=== PAGE EXCERPT ===
○ ○ ○ ○
Easily parsing a string to retrieve values and assign them to a variable/symbol.

E

Eric DUMINIL

Hi!

I've been looking in API's for a while in desperate need for an easy
way to parse string and retrieve data (forget about Regexp or scanf),
so that any non-rubyist guy I work with could describe, with a single
string, a FTP directory on which some files are saved. Moreover, I
need some metadata so that I can effectively sort and work with data I
retrieve from this FTP.

For example, I would not know which file I should retrieve on:
'ftp://ftp.org/DATA/mike'
but
'ftp://ftp.org/DATA/{user_name}/{year}/{month}-{day}.txt' would do
just fine, so that I could, for example, get this hash:
{:year=>"2005", :user_name=>"mike", :day=>"15", :month=>"10"}
for this filename:
'ftp://ftp.org/DATA/mike/2005/10-15.txt'


I don't know if such a method is already available for Ruby, so I
decided to implement it on my own. Here it is:

###### Source ###########################################

class String
def parse_for_variables(description,begin_var_name="{",end_var_name="}")
○ ○ ○ ○
(Page element annotations)
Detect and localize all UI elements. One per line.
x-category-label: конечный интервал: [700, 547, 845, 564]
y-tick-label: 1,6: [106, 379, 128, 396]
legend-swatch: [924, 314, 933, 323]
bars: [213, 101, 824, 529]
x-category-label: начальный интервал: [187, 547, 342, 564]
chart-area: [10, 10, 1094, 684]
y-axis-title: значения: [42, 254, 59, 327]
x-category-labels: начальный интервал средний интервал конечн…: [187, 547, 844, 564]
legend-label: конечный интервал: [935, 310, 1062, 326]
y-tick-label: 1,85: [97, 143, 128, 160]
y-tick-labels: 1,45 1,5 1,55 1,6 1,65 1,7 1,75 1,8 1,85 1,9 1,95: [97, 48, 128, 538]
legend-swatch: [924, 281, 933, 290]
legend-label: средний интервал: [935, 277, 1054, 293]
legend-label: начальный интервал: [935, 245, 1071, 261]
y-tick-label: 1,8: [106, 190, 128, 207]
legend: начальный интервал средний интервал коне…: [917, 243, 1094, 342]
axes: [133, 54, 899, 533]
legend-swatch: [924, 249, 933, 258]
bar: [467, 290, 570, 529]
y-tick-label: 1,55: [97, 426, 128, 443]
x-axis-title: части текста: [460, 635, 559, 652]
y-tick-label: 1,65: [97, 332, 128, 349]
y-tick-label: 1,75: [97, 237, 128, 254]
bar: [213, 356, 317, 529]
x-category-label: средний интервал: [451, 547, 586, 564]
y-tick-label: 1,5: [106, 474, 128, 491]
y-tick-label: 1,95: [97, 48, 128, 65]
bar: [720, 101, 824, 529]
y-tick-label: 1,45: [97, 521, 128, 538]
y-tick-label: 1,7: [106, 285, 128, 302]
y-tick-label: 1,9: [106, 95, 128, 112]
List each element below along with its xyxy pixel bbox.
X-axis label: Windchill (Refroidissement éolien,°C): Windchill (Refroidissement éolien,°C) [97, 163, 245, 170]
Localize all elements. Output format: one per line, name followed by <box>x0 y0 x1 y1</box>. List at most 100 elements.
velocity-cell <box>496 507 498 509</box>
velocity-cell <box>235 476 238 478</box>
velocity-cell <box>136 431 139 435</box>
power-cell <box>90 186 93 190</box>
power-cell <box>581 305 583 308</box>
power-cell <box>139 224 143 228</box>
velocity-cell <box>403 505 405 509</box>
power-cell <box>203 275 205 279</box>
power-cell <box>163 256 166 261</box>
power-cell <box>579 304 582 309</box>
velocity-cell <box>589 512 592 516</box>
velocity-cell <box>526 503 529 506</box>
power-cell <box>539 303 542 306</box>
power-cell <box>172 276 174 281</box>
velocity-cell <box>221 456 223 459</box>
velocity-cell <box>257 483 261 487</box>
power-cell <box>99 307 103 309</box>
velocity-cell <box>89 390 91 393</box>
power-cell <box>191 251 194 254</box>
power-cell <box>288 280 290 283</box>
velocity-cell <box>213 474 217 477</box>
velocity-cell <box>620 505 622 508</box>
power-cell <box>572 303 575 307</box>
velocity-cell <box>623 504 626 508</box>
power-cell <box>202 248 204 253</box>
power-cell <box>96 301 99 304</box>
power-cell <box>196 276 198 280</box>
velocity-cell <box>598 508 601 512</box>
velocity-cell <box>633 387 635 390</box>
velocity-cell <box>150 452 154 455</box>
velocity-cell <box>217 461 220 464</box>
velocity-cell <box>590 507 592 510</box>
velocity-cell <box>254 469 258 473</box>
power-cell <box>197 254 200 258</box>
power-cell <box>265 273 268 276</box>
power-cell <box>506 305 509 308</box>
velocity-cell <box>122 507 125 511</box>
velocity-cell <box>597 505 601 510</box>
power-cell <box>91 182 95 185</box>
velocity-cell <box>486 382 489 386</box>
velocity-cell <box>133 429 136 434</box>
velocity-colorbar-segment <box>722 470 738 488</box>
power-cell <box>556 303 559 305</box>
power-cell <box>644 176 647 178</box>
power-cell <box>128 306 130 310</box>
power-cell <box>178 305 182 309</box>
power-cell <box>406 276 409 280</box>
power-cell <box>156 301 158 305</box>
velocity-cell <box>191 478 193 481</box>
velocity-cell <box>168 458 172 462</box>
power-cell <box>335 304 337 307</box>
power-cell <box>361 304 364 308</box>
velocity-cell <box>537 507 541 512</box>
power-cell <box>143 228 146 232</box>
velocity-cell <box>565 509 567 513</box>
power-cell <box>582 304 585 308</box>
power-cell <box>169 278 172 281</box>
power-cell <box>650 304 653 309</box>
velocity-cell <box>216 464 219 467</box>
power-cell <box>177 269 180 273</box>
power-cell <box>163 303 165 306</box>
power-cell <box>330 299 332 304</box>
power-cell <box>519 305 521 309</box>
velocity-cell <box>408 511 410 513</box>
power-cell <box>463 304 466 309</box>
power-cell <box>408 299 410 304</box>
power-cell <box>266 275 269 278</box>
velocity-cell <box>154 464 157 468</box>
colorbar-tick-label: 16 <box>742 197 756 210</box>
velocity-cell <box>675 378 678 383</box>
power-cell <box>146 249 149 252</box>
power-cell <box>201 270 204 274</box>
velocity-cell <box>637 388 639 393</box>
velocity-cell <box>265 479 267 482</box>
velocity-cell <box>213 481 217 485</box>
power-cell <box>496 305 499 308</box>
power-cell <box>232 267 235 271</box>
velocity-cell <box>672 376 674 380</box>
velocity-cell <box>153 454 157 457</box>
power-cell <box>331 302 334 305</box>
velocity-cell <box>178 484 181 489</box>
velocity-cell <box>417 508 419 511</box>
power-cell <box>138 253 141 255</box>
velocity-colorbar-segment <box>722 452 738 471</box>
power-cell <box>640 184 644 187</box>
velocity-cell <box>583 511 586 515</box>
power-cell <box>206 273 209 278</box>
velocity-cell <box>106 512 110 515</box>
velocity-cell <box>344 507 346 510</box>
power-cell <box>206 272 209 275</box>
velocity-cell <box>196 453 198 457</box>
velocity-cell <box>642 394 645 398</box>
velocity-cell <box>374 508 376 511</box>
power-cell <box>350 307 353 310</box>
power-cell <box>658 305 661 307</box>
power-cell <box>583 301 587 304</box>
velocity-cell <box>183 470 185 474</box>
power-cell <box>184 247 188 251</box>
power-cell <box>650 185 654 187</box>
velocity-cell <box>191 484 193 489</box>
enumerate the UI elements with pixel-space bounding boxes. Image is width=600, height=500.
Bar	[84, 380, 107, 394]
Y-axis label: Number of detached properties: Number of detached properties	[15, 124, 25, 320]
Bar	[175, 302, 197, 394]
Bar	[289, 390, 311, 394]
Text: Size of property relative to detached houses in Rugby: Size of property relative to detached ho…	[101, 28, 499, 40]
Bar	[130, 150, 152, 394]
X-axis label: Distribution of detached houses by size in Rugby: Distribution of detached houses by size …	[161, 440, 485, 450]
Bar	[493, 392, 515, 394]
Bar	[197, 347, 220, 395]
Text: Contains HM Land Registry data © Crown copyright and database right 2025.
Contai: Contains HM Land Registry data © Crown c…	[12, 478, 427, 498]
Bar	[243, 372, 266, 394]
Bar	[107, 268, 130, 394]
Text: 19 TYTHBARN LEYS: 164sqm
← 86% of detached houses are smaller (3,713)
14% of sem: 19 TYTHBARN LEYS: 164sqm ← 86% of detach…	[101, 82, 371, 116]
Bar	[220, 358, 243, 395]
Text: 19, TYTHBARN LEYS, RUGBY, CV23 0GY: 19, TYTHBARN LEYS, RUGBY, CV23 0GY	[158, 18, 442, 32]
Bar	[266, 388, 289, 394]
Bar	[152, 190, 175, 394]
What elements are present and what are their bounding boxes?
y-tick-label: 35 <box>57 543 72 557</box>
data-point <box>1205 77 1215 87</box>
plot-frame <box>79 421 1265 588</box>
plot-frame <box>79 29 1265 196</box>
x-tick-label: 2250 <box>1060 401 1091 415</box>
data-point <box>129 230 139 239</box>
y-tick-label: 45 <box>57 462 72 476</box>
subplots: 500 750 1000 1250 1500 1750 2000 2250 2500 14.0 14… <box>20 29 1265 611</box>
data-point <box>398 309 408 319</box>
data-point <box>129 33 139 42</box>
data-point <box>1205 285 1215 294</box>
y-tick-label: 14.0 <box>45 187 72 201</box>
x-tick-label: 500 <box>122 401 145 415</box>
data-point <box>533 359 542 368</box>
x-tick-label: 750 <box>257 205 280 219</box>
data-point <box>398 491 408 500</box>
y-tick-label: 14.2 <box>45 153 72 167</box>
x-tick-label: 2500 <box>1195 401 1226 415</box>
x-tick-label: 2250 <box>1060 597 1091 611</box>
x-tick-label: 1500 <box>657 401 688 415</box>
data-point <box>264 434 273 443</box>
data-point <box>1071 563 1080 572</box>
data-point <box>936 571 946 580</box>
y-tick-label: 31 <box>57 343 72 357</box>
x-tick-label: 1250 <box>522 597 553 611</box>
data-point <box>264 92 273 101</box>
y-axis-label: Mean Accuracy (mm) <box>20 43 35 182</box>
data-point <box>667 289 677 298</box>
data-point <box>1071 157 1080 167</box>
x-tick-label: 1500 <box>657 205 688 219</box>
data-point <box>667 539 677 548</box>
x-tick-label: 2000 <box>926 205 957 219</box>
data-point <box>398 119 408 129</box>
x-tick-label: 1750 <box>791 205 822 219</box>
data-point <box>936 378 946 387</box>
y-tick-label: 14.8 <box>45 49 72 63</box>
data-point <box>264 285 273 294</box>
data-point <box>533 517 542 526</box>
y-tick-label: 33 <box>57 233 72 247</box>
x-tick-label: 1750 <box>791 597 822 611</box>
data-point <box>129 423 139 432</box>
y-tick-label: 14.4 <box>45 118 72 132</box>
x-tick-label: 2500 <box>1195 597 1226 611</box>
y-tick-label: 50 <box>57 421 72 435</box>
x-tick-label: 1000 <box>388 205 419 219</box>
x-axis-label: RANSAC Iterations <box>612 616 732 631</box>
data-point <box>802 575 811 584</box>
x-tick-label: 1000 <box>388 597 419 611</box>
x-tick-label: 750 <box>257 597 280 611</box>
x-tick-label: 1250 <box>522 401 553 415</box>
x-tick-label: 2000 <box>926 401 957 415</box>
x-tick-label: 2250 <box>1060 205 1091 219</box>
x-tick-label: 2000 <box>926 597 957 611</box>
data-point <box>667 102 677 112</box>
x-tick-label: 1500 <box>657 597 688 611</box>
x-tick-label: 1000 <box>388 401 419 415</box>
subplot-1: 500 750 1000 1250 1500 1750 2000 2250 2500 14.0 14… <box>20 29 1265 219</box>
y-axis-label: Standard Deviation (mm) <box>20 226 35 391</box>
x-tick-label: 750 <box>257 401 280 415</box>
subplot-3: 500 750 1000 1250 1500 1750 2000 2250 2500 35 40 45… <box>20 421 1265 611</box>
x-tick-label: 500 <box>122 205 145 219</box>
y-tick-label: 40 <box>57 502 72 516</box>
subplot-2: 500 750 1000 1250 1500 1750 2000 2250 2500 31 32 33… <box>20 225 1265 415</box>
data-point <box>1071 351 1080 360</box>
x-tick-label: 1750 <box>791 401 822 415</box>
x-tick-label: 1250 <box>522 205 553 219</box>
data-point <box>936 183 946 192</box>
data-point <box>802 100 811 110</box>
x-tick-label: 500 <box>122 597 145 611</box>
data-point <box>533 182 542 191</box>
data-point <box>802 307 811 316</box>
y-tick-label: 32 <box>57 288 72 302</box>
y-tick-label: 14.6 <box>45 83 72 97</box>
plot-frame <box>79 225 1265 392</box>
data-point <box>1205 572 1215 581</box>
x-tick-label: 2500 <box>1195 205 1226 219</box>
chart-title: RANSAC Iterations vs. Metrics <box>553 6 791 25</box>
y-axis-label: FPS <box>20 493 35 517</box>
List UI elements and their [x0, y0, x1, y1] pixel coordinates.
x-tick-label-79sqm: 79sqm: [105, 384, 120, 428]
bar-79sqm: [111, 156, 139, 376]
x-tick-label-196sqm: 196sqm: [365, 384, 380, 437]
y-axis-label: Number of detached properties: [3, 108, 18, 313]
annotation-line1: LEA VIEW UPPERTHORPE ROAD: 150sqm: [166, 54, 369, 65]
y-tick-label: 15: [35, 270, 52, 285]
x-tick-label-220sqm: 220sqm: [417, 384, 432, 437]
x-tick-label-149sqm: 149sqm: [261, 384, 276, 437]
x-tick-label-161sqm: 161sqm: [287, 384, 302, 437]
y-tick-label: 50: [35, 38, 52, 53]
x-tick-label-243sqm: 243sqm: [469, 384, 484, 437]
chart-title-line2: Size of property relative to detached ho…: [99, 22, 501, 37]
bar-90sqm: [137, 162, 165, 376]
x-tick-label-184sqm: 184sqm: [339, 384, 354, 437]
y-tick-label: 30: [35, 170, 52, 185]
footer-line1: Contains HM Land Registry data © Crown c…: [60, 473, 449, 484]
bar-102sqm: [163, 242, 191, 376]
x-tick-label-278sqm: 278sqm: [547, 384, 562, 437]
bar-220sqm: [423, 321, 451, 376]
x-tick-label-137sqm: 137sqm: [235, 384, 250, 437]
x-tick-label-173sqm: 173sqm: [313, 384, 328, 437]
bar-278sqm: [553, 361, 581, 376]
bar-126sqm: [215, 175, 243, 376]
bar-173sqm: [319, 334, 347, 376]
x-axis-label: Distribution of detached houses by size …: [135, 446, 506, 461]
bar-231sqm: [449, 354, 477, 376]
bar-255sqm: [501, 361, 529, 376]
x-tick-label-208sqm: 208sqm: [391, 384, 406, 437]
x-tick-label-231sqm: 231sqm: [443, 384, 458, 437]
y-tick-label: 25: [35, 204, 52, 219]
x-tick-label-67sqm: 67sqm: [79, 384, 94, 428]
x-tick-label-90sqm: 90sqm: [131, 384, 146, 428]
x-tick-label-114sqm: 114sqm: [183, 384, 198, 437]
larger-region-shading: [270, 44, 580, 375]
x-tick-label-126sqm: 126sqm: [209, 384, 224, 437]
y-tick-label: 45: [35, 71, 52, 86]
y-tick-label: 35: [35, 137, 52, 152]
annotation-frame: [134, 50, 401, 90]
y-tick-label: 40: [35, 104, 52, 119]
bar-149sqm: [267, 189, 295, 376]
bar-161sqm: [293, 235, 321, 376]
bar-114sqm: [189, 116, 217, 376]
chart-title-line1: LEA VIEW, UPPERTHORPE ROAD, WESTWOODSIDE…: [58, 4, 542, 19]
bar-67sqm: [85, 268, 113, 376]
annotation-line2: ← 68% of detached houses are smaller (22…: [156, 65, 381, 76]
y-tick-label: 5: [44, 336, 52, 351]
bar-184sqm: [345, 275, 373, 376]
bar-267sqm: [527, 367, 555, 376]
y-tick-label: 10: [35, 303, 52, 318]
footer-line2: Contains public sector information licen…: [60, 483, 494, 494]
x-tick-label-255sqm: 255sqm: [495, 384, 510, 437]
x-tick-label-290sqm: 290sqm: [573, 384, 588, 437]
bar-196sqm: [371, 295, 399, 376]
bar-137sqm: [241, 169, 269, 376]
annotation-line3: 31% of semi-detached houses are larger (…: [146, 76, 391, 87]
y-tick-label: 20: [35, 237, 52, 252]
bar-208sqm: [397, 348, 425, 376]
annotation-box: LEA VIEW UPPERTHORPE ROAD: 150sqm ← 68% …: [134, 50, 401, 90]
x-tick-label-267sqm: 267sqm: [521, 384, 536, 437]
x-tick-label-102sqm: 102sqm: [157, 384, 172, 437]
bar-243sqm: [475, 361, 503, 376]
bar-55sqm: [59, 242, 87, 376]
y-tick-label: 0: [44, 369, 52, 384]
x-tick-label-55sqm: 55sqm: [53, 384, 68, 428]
○ ○ ○ ○
=== WRITTEN TASK ===
In the forum post on parsing strings in Ruby, write out the stretch from "Eric DUMINIL" through "from this FTP." again, changing "FTP" to "SFTP".

=== FULL OUTPUT ===
Eric DUMINIL

Hi!

I've been looking in API's for a while in desperate need for an easy
way to parse string and retrieve data (forget about Regexp or scanf),
so that any non-rubyist guy I work with could describe, with a single
string, a SFTP directory on which some files are saved. Moreover, I
need some metadata so that I can effectively sort and work with data I
retrieve from this SFTP.